┏━━
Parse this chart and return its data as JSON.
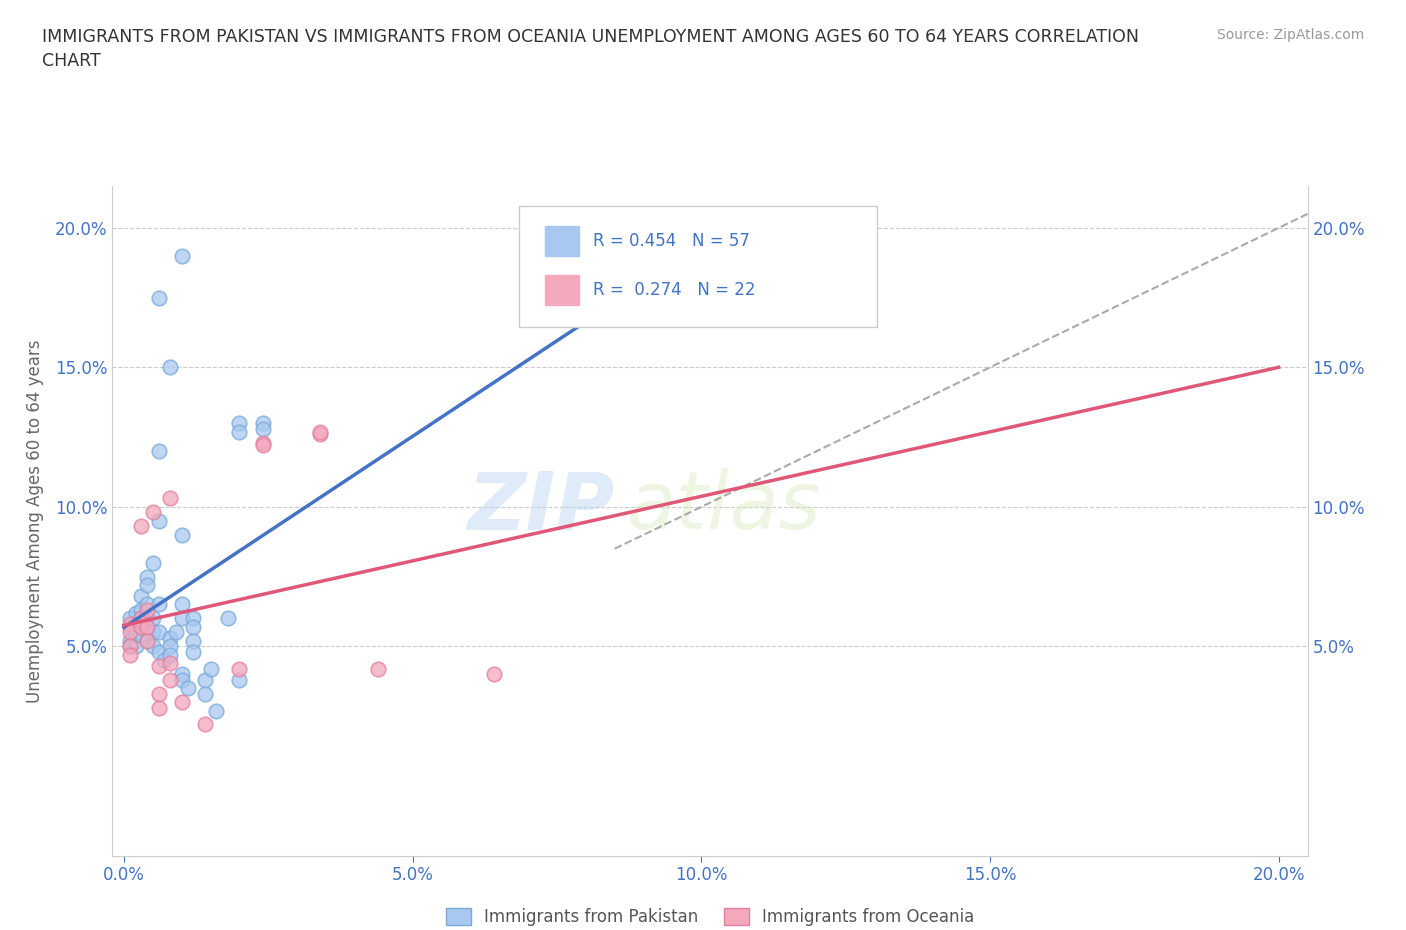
{
  "title": "IMMIGRANTS FROM PAKISTAN VS IMMIGRANTS FROM OCEANIA UNEMPLOYMENT AMONG AGES 60 TO 64 YEARS CORRELATION\nCHART",
  "source": "Source: ZipAtlas.com",
  "ylabel": "Unemployment Among Ages 60 to 64 years",
  "xlim": [
    -0.002,
    0.205
  ],
  "ylim": [
    -0.025,
    0.215
  ],
  "xticks": [
    0.0,
    0.05,
    0.1,
    0.15,
    0.2
  ],
  "yticks": [
    0.0,
    0.05,
    0.1,
    0.15,
    0.2
  ],
  "xticklabels": [
    "0.0%",
    "5.0%",
    "10.0%",
    "15.0%",
    "20.0%"
  ],
  "left_yticklabels": [
    "",
    "5.0%",
    "10.0%",
    "15.0%",
    "20.0%"
  ],
  "right_yticklabels": [
    "",
    "5.0%",
    "10.0%",
    "15.0%",
    "20.0%"
  ],
  "pakistan_color": "#a8c8f0",
  "oceania_color": "#f4a8bc",
  "pakistan_line_color": "#4472c4",
  "oceania_line_color": "#e05878",
  "legend_R_color": "#4472c4",
  "watermark": "ZIPatlas",
  "pakistan_scatter": [
    [
      0.001,
      0.06
    ],
    [
      0.001,
      0.057
    ],
    [
      0.001,
      0.052
    ],
    [
      0.001,
      0.05
    ],
    [
      0.002,
      0.062
    ],
    [
      0.002,
      0.058
    ],
    [
      0.002,
      0.054
    ],
    [
      0.002,
      0.05
    ],
    [
      0.003,
      0.068
    ],
    [
      0.003,
      0.063
    ],
    [
      0.003,
      0.06
    ],
    [
      0.003,
      0.058
    ],
    [
      0.003,
      0.054
    ],
    [
      0.004,
      0.075
    ],
    [
      0.004,
      0.072
    ],
    [
      0.004,
      0.065
    ],
    [
      0.004,
      0.06
    ],
    [
      0.004,
      0.057
    ],
    [
      0.004,
      0.055
    ],
    [
      0.004,
      0.052
    ],
    [
      0.005,
      0.08
    ],
    [
      0.005,
      0.06
    ],
    [
      0.005,
      0.055
    ],
    [
      0.005,
      0.05
    ],
    [
      0.006,
      0.12
    ],
    [
      0.006,
      0.095
    ],
    [
      0.006,
      0.065
    ],
    [
      0.006,
      0.055
    ],
    [
      0.006,
      0.048
    ],
    [
      0.007,
      0.045
    ],
    [
      0.008,
      0.053
    ],
    [
      0.008,
      0.05
    ],
    [
      0.008,
      0.047
    ],
    [
      0.009,
      0.055
    ],
    [
      0.01,
      0.09
    ],
    [
      0.01,
      0.065
    ],
    [
      0.01,
      0.06
    ],
    [
      0.01,
      0.04
    ],
    [
      0.01,
      0.038
    ],
    [
      0.011,
      0.035
    ],
    [
      0.012,
      0.06
    ],
    [
      0.012,
      0.057
    ],
    [
      0.012,
      0.052
    ],
    [
      0.012,
      0.048
    ],
    [
      0.014,
      0.038
    ],
    [
      0.014,
      0.033
    ],
    [
      0.015,
      0.042
    ],
    [
      0.016,
      0.027
    ],
    [
      0.018,
      0.06
    ],
    [
      0.02,
      0.13
    ],
    [
      0.02,
      0.127
    ],
    [
      0.024,
      0.13
    ],
    [
      0.024,
      0.128
    ],
    [
      0.008,
      0.15
    ],
    [
      0.01,
      0.19
    ],
    [
      0.006,
      0.175
    ],
    [
      0.02,
      0.038
    ]
  ],
  "oceania_scatter": [
    [
      0.001,
      0.058
    ],
    [
      0.001,
      0.055
    ],
    [
      0.001,
      0.05
    ],
    [
      0.001,
      0.047
    ],
    [
      0.003,
      0.06
    ],
    [
      0.003,
      0.057
    ],
    [
      0.003,
      0.093
    ],
    [
      0.004,
      0.063
    ],
    [
      0.004,
      0.057
    ],
    [
      0.004,
      0.052
    ],
    [
      0.005,
      0.098
    ],
    [
      0.006,
      0.043
    ],
    [
      0.006,
      0.033
    ],
    [
      0.006,
      0.028
    ],
    [
      0.008,
      0.103
    ],
    [
      0.008,
      0.044
    ],
    [
      0.008,
      0.038
    ],
    [
      0.01,
      0.03
    ],
    [
      0.014,
      0.022
    ],
    [
      0.02,
      0.042
    ],
    [
      0.024,
      0.123
    ],
    [
      0.024,
      0.122
    ],
    [
      0.034,
      0.126
    ],
    [
      0.034,
      0.127
    ],
    [
      0.044,
      0.042
    ],
    [
      0.064,
      0.04
    ]
  ],
  "background_color": "#ffffff",
  "grid_color": "#cccccc",
  "tick_color": "#4472c4",
  "pakistan_reg_slope": 1.15,
  "pakistan_reg_intercept": 0.035,
  "oceania_reg_slope": 0.28,
  "oceania_reg_intercept": 0.04
}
┗━━
> _GOAL_
Copy out the entries verbatim and leave the images out.

> _REPLY_
Parse this chart and return its data as JSON.
{
  "title": "IMMIGRANTS FROM PAKISTAN VS IMMIGRANTS FROM OCEANIA UNEMPLOYMENT AMONG AGES 60 TO 64 YEARS CORRELATION\nCHART",
  "source": "Source: ZipAtlas.com",
  "ylabel": "Unemployment Among Ages 60 to 64 years",
  "xlim": [
    -0.002,
    0.205
  ],
  "ylim": [
    -0.025,
    0.215
  ],
  "xticks": [
    0.0,
    0.05,
    0.1,
    0.15,
    0.2
  ],
  "yticks": [
    0.0,
    0.05,
    0.1,
    0.15,
    0.2
  ],
  "xticklabels": [
    "0.0%",
    "5.0%",
    "10.0%",
    "15.0%",
    "20.0%"
  ],
  "left_yticklabels": [
    "",
    "5.0%",
    "10.0%",
    "15.0%",
    "20.0%"
  ],
  "right_yticklabels": [
    "",
    "5.0%",
    "10.0%",
    "15.0%",
    "20.0%"
  ],
  "pakistan_color": "#a8c8f0",
  "oceania_color": "#f4a8bc",
  "pakistan_line_color": "#4472c4",
  "oceania_line_color": "#e05878",
  "legend_R_color": "#4472c4",
  "watermark": "ZIPatlas",
  "pakistan_scatter": [
    [
      0.001,
      0.06
    ],
    [
      0.001,
      0.057
    ],
    [
      0.001,
      0.052
    ],
    [
      0.001,
      0.05
    ],
    [
      0.002,
      0.062
    ],
    [
      0.002,
      0.058
    ],
    [
      0.002,
      0.054
    ],
    [
      0.002,
      0.05
    ],
    [
      0.003,
      0.068
    ],
    [
      0.003,
      0.063
    ],
    [
      0.003,
      0.06
    ],
    [
      0.003,
      0.058
    ],
    [
      0.003,
      0.054
    ],
    [
      0.004,
      0.075
    ],
    [
      0.004,
      0.072
    ],
    [
      0.004,
      0.065
    ],
    [
      0.004,
      0.06
    ],
    [
      0.004,
      0.057
    ],
    [
      0.004,
      0.055
    ],
    [
      0.004,
      0.052
    ],
    [
      0.005,
      0.08
    ],
    [
      0.005,
      0.06
    ],
    [
      0.005,
      0.055
    ],
    [
      0.005,
      0.05
    ],
    [
      0.006,
      0.12
    ],
    [
      0.006,
      0.095
    ],
    [
      0.006,
      0.065
    ],
    [
      0.006,
      0.055
    ],
    [
      0.006,
      0.048
    ],
    [
      0.007,
      0.045
    ],
    [
      0.008,
      0.053
    ],
    [
      0.008,
      0.05
    ],
    [
      0.008,
      0.047
    ],
    [
      0.009,
      0.055
    ],
    [
      0.01,
      0.09
    ],
    [
      0.01,
      0.065
    ],
    [
      0.01,
      0.06
    ],
    [
      0.01,
      0.04
    ],
    [
      0.01,
      0.038
    ],
    [
      0.011,
      0.035
    ],
    [
      0.012,
      0.06
    ],
    [
      0.012,
      0.057
    ],
    [
      0.012,
      0.052
    ],
    [
      0.012,
      0.048
    ],
    [
      0.014,
      0.038
    ],
    [
      0.014,
      0.033
    ],
    [
      0.015,
      0.042
    ],
    [
      0.016,
      0.027
    ],
    [
      0.018,
      0.06
    ],
    [
      0.02,
      0.13
    ],
    [
      0.02,
      0.127
    ],
    [
      0.024,
      0.13
    ],
    [
      0.024,
      0.128
    ],
    [
      0.008,
      0.15
    ],
    [
      0.01,
      0.19
    ],
    [
      0.006,
      0.175
    ],
    [
      0.02,
      0.038
    ]
  ],
  "oceania_scatter": [
    [
      0.001,
      0.058
    ],
    [
      0.001,
      0.055
    ],
    [
      0.001,
      0.05
    ],
    [
      0.001,
      0.047
    ],
    [
      0.003,
      0.06
    ],
    [
      0.003,
      0.057
    ],
    [
      0.003,
      0.093
    ],
    [
      0.004,
      0.063
    ],
    [
      0.004,
      0.057
    ],
    [
      0.004,
      0.052
    ],
    [
      0.005,
      0.098
    ],
    [
      0.006,
      0.043
    ],
    [
      0.006,
      0.033
    ],
    [
      0.006,
      0.028
    ],
    [
      0.008,
      0.103
    ],
    [
      0.008,
      0.044
    ],
    [
      0.008,
      0.038
    ],
    [
      0.01,
      0.03
    ],
    [
      0.014,
      0.022
    ],
    [
      0.02,
      0.042
    ],
    [
      0.024,
      0.123
    ],
    [
      0.024,
      0.122
    ],
    [
      0.034,
      0.126
    ],
    [
      0.034,
      0.127
    ],
    [
      0.044,
      0.042
    ],
    [
      0.064,
      0.04
    ]
  ],
  "background_color": "#ffffff",
  "grid_color": "#cccccc",
  "tick_color": "#4472c4",
  "pakistan_reg_slope": 1.15,
  "pakistan_reg_intercept": 0.035,
  "oceania_reg_slope": 0.28,
  "oceania_reg_intercept": 0.04
}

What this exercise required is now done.